PROVIDED DATA:
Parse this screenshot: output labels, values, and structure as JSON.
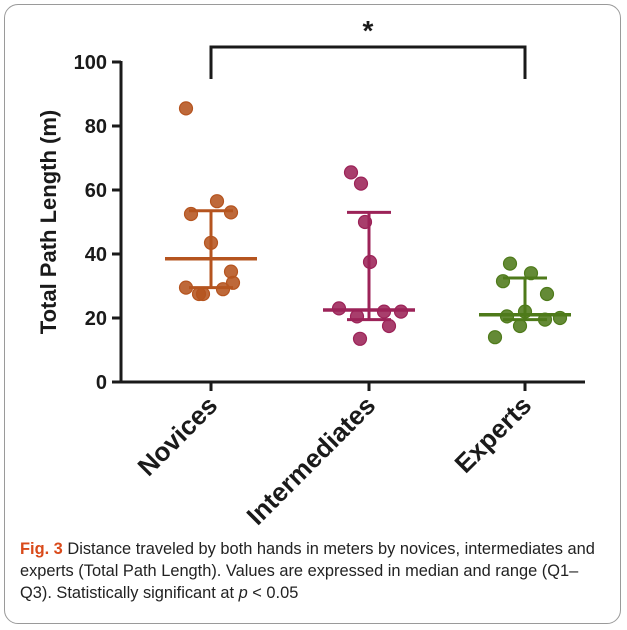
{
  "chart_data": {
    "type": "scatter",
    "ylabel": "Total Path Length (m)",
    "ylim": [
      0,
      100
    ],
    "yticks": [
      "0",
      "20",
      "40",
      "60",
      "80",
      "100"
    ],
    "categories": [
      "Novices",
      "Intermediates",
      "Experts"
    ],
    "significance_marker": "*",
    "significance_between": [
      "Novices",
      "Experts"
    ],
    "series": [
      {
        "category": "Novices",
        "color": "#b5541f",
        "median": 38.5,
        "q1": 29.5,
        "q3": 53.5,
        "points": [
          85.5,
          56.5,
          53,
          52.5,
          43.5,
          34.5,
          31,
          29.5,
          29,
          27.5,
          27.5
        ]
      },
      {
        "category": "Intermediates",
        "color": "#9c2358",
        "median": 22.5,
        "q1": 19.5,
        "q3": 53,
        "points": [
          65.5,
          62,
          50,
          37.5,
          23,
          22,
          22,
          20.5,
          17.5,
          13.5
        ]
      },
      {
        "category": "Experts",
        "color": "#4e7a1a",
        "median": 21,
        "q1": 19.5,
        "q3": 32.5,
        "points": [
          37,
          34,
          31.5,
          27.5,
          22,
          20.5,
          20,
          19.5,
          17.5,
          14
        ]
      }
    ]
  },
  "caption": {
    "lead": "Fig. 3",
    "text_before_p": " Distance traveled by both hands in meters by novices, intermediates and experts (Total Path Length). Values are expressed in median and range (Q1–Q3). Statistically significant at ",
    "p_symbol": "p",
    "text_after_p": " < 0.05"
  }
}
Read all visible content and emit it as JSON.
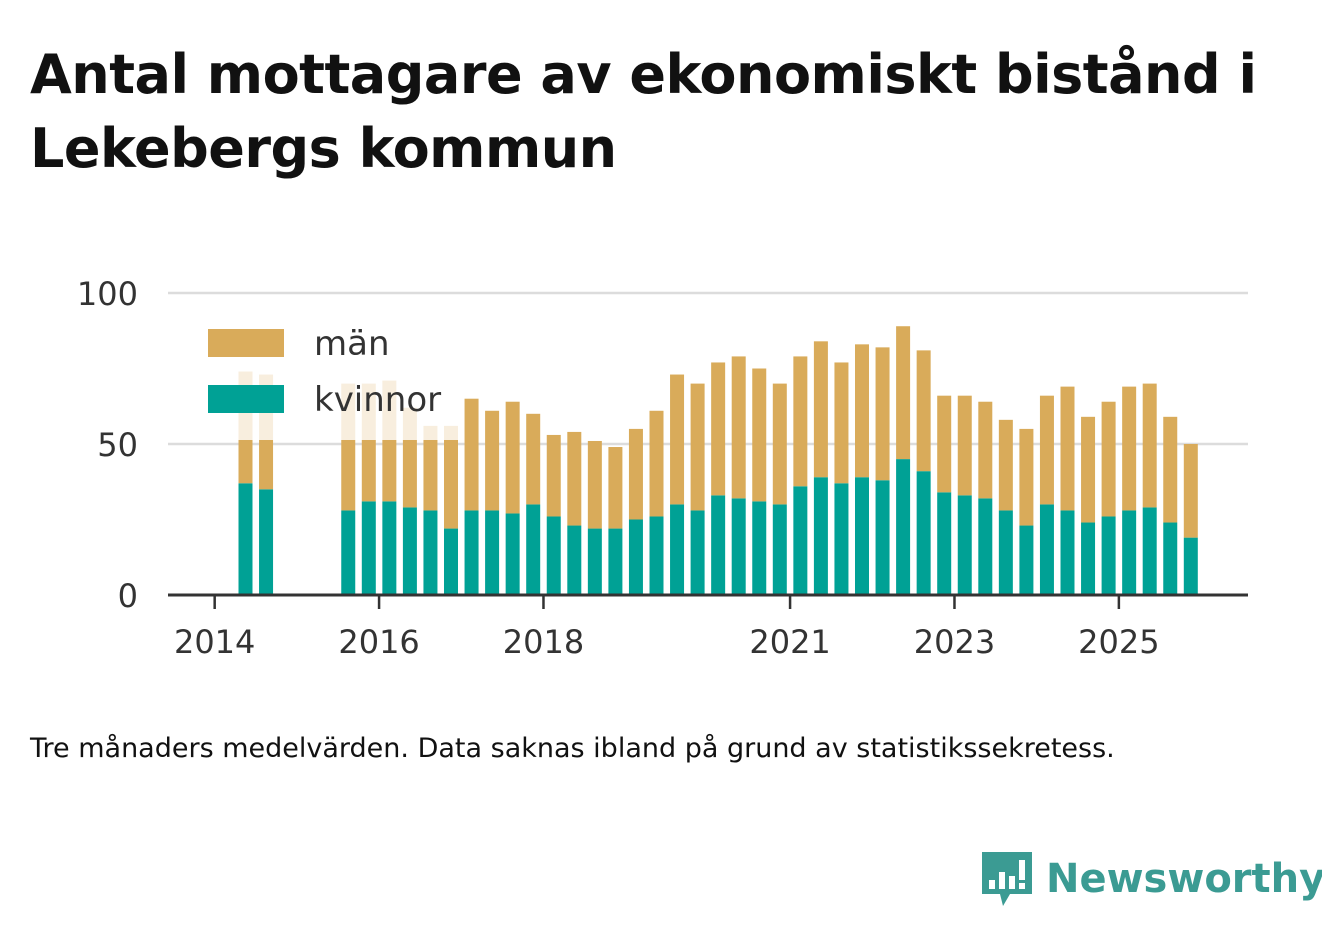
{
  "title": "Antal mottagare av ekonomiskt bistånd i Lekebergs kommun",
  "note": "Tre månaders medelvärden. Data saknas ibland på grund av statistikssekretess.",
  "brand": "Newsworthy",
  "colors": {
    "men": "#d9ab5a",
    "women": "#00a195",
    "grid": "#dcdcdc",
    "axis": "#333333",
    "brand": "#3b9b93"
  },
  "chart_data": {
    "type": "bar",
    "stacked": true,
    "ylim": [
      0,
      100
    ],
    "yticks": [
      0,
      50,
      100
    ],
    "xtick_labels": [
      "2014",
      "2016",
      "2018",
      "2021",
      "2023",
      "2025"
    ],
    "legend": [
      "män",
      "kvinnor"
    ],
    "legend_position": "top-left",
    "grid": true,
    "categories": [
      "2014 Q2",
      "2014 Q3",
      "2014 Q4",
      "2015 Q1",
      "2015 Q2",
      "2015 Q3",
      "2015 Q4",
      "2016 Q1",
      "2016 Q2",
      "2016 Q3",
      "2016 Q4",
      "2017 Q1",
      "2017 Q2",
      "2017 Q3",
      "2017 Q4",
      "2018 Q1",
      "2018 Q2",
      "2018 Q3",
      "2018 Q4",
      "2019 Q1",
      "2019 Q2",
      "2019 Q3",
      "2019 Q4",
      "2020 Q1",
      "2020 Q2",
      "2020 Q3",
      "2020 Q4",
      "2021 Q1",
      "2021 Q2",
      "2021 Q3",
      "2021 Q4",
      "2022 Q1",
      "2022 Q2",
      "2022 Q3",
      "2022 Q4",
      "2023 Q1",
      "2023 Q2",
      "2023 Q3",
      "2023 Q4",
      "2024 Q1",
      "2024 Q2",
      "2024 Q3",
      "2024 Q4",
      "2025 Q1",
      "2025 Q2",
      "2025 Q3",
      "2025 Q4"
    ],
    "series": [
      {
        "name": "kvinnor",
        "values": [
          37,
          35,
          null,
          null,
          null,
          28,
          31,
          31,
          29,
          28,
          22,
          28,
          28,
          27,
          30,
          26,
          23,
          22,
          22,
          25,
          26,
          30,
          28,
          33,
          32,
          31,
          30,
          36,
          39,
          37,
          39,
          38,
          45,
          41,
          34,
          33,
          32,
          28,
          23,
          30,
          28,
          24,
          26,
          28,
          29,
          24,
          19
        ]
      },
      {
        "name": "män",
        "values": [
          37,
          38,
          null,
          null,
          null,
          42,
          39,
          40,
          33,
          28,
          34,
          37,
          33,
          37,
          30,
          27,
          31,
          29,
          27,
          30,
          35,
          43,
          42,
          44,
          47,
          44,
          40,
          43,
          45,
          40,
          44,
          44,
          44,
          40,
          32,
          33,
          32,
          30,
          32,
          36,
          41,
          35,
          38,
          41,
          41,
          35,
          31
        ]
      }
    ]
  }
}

GOAL OF THE EXERCISE: How many lines in the listing contain "median"? Answer with the number alone.

REPLY: 4